Copy the records from their start up to and including the line with "- backup-destination-list[interactable]: 备份目标", substituting "interface item" for "UI element" and leaving everything else unchanged.
[Begin Record excerpts]
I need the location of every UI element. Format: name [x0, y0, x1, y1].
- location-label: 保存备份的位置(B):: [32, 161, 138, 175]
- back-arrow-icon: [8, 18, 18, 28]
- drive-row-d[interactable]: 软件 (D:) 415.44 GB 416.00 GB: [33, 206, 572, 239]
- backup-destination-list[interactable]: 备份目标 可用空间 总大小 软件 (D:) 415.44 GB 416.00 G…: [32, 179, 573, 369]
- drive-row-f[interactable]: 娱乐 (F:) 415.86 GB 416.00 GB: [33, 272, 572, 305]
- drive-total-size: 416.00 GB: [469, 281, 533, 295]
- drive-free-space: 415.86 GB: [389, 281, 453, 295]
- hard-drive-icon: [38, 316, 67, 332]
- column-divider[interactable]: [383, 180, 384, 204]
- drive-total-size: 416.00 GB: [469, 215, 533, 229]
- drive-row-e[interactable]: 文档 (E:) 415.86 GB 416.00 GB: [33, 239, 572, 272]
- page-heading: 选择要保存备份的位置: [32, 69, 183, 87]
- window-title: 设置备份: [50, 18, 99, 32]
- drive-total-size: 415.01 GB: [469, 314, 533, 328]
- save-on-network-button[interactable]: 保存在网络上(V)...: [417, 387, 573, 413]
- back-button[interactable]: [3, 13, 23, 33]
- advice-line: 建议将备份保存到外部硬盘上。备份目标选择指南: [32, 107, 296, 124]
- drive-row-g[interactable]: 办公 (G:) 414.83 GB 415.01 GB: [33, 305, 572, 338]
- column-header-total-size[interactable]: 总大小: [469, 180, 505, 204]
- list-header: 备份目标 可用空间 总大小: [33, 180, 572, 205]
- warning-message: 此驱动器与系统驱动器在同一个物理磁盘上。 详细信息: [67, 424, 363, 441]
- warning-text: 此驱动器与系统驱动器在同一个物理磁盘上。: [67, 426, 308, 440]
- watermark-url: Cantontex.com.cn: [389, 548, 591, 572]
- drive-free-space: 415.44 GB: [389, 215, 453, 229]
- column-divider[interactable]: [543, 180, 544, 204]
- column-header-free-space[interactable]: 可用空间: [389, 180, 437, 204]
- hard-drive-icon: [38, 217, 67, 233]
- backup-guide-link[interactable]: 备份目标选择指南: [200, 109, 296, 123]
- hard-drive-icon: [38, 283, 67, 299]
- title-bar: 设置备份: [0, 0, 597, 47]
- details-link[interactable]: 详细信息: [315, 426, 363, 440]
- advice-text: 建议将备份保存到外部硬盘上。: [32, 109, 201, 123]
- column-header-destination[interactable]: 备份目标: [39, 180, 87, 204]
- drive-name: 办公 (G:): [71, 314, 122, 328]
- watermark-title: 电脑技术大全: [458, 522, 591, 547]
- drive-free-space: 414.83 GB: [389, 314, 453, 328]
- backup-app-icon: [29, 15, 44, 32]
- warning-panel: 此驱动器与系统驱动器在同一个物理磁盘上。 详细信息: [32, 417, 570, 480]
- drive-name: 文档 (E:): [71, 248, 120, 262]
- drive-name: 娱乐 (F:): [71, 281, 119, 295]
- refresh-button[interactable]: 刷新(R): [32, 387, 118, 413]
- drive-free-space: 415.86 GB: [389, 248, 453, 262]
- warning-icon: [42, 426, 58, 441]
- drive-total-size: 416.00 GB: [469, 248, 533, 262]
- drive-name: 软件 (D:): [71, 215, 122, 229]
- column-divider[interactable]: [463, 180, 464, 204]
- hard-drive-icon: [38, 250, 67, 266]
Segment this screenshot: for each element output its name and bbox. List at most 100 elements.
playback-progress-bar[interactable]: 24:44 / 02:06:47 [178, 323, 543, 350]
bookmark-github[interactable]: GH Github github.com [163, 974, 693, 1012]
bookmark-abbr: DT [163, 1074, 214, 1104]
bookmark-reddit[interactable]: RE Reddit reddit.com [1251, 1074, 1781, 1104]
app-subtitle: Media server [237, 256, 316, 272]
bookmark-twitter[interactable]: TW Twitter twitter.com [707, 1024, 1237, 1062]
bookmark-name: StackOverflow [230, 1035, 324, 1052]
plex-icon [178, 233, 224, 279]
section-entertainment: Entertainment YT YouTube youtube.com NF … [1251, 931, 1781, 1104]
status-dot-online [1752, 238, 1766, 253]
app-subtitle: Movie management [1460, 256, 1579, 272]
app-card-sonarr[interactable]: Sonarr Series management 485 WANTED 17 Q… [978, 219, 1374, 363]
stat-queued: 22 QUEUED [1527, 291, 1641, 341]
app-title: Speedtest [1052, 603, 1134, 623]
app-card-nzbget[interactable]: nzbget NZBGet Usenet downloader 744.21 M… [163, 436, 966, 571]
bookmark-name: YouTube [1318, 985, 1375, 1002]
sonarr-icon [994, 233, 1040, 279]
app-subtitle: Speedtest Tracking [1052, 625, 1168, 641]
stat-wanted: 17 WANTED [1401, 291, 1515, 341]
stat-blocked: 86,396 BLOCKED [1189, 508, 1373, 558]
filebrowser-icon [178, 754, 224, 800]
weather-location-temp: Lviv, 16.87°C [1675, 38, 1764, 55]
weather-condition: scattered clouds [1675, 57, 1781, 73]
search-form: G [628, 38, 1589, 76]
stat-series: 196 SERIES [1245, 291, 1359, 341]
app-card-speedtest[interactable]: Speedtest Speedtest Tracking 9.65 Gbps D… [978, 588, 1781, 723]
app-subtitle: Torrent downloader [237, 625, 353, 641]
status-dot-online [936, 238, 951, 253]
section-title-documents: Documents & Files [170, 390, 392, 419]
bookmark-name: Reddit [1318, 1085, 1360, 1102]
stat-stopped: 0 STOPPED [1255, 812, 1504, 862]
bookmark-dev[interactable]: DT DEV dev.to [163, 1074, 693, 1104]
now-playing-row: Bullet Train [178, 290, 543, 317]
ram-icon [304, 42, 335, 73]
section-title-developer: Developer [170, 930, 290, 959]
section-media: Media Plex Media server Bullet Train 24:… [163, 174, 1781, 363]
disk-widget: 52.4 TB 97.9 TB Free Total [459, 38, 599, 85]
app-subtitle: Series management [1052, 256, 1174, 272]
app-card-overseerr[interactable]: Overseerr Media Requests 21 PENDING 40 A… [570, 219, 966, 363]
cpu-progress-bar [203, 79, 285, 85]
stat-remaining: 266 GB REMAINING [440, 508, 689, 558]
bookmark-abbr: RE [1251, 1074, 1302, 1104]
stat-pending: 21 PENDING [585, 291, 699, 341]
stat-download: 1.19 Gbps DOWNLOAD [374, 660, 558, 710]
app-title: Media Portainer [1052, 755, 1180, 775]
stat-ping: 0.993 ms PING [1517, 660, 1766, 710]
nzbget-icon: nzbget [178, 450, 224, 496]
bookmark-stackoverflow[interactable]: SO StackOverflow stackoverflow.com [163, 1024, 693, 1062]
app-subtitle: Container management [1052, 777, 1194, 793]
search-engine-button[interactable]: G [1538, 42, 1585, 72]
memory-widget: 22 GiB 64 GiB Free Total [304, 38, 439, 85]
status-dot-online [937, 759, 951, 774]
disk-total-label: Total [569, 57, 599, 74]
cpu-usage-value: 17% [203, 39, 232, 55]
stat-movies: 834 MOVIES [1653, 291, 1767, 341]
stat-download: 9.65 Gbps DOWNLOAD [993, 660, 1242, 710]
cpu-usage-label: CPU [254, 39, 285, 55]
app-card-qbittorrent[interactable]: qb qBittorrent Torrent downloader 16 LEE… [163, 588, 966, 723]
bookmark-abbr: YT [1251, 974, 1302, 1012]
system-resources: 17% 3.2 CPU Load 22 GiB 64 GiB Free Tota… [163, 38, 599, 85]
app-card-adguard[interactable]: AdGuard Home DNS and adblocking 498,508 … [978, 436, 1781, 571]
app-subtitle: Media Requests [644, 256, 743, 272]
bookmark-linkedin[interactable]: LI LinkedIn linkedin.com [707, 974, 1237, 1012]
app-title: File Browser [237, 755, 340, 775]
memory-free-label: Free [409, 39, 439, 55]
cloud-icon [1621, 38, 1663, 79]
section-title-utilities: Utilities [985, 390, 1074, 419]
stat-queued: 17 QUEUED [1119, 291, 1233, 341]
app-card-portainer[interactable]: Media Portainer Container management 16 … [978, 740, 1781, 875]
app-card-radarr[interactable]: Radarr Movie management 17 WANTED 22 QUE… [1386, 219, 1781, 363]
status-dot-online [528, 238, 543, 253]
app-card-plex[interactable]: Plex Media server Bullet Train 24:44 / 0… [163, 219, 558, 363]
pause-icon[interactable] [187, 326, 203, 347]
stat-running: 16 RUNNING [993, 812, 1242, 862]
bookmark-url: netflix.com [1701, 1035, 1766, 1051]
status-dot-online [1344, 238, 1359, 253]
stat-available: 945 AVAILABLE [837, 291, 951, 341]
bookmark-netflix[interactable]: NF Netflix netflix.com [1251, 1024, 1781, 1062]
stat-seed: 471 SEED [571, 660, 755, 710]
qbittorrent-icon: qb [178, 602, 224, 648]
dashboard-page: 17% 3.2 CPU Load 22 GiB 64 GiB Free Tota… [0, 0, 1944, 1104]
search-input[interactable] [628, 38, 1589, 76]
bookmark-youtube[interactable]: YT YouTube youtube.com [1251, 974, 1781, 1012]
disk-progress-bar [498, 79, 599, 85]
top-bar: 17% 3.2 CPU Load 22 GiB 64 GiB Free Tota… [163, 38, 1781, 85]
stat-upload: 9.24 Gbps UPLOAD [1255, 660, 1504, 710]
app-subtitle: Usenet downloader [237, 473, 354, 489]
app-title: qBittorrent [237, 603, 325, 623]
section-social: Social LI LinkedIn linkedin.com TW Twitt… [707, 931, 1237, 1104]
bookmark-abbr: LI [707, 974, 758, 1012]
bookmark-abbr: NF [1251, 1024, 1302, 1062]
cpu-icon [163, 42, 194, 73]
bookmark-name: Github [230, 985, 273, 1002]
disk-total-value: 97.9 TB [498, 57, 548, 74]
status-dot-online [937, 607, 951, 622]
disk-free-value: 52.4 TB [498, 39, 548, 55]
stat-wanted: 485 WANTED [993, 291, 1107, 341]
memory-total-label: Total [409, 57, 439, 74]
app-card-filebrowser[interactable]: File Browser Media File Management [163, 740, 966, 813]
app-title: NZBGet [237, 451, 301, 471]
[End Record excerpts]
• _Output of the task_
I need the location of every interface item. Format: name [x0, y0, x1, y1].
- location-label: 保存备份的位置(B):: [32, 161, 138, 175]
- back-arrow-icon: [8, 18, 18, 28]
- drive-row-d[interactable]: 软件 (D:) 415.44 GB 416.00 GB: [33, 206, 572, 239]
- backup-destination-list[interactable]: 备份目标 可用空间 总大小 软件 (D:) 415.44 GB 416.00 G…: [32, 179, 573, 369]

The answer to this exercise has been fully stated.